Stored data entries
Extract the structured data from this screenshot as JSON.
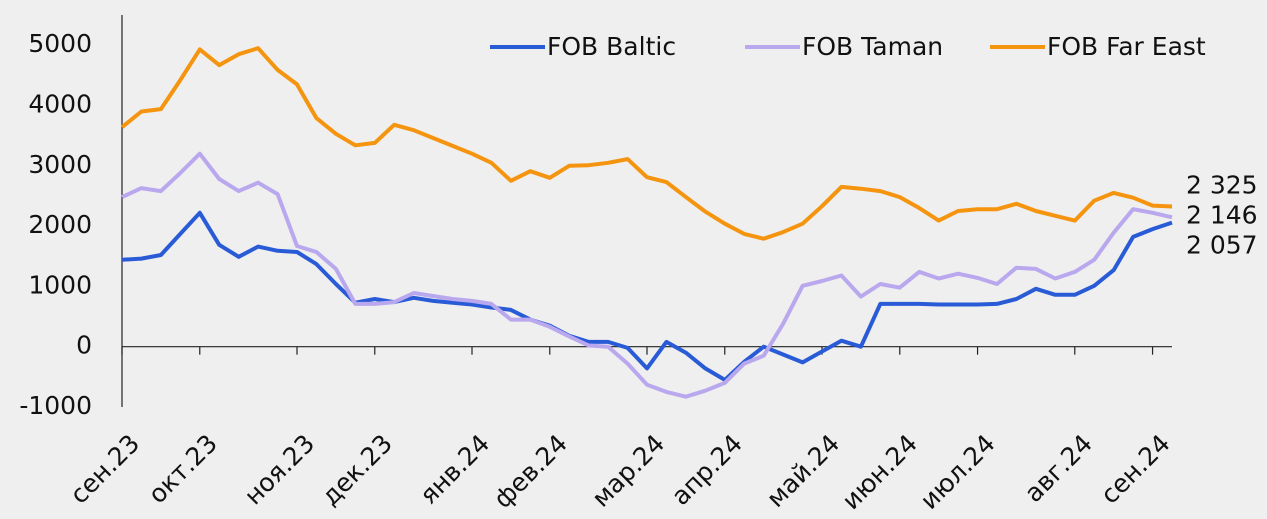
{
  "chart_data": {
    "type": "line",
    "categories": [
      "сен.23",
      null,
      null,
      null,
      "окт.23",
      null,
      null,
      null,
      null,
      "ноя.23",
      null,
      null,
      null,
      "дек.23",
      null,
      null,
      null,
      null,
      "янв.24",
      null,
      null,
      null,
      "фев.24",
      null,
      null,
      null,
      null,
      "мар.24",
      null,
      null,
      null,
      "апр.24",
      null,
      null,
      null,
      null,
      "май.24",
      null,
      null,
      null,
      "июн.24",
      null,
      null,
      null,
      "июл.24",
      null,
      null,
      null,
      null,
      "авг.24",
      null,
      null,
      null,
      "сен.24",
      null
    ],
    "series": [
      {
        "name": "FOB Baltic",
        "color": "#2a5bd7",
        "values": [
          1440,
          1460,
          1520,
          1870,
          2220,
          1690,
          1490,
          1660,
          1590,
          1570,
          1370,
          1040,
          730,
          790,
          740,
          810,
          760,
          730,
          700,
          650,
          610,
          450,
          350,
          180,
          80,
          80,
          -20,
          -360,
          80,
          -100,
          -360,
          -550,
          -250,
          0,
          -130,
          -260,
          -80,
          100,
          0,
          710,
          710,
          710,
          700,
          700,
          700,
          710,
          790,
          960,
          860,
          860,
          1010,
          1270,
          1820,
          1950,
          2057
        ],
        "value_labels": [
          null,
          null,
          null,
          null,
          null,
          null,
          null,
          null,
          null,
          null,
          null,
          null,
          null,
          null,
          null,
          null,
          null,
          null,
          null,
          null,
          null,
          null,
          null,
          null,
          null,
          null,
          null,
          null,
          null,
          null,
          null,
          null,
          null,
          null,
          null,
          null,
          null,
          null,
          null,
          null,
          null,
          null,
          null,
          null,
          null,
          null,
          null,
          null,
          null,
          null,
          null,
          null,
          null,
          null,
          "2 057"
        ]
      },
      {
        "name": "FOB Taman",
        "color": "#b9a8ee",
        "values": [
          2480,
          2630,
          2580,
          2880,
          3200,
          2780,
          2580,
          2720,
          2530,
          1670,
          1570,
          1290,
          710,
          710,
          740,
          890,
          840,
          790,
          760,
          710,
          450,
          450,
          330,
          170,
          20,
          0,
          -280,
          -630,
          -750,
          -830,
          -730,
          -600,
          -280,
          -150,
          380,
          1010,
          1090,
          1180,
          830,
          1040,
          980,
          1240,
          1130,
          1210,
          1140,
          1040,
          1310,
          1290,
          1130,
          1240,
          1440,
          1890,
          2280,
          2220,
          2146
        ],
        "value_labels": [
          null,
          null,
          null,
          null,
          null,
          null,
          null,
          null,
          null,
          null,
          null,
          null,
          null,
          null,
          null,
          null,
          null,
          null,
          null,
          null,
          null,
          null,
          null,
          null,
          null,
          null,
          null,
          null,
          null,
          null,
          null,
          null,
          null,
          null,
          null,
          null,
          null,
          null,
          null,
          null,
          null,
          null,
          null,
          null,
          null,
          null,
          null,
          null,
          null,
          null,
          null,
          null,
          null,
          null,
          "2 146"
        ]
      },
      {
        "name": "FOB Far East",
        "color": "#f5940f",
        "values": [
          3640,
          3900,
          3940,
          4420,
          4930,
          4670,
          4850,
          4950,
          4590,
          4350,
          3790,
          3530,
          3340,
          3380,
          3680,
          3590,
          3460,
          3330,
          3200,
          3050,
          2750,
          2910,
          2800,
          3000,
          3010,
          3050,
          3110,
          2810,
          2730,
          2480,
          2240,
          2040,
          1870,
          1790,
          1900,
          2040,
          2330,
          2650,
          2620,
          2580,
          2480,
          2300,
          2090,
          2250,
          2280,
          2280,
          2370,
          2250,
          2170,
          2090,
          2420,
          2550,
          2470,
          2340,
          2325
        ],
        "value_labels": [
          null,
          null,
          null,
          null,
          null,
          null,
          null,
          null,
          null,
          null,
          null,
          null,
          null,
          null,
          null,
          null,
          null,
          null,
          null,
          null,
          null,
          null,
          null,
          null,
          null,
          null,
          null,
          null,
          null,
          null,
          null,
          null,
          null,
          null,
          null,
          null,
          null,
          null,
          null,
          null,
          null,
          null,
          null,
          null,
          null,
          null,
          null,
          null,
          null,
          null,
          null,
          null,
          null,
          null,
          "2 325"
        ]
      }
    ],
    "ylim": [
      -1000,
      5500
    ],
    "yticks": [
      -1000,
      0,
      1000,
      2000,
      3000,
      4000,
      5000
    ],
    "grid": false,
    "legend": "upper right"
  }
}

Direction
Copy each line of the entries that includes the word "name".

Output
        "name": "FOB Baltic",
        "name": "FOB Taman",
        "name": "FOB Far East",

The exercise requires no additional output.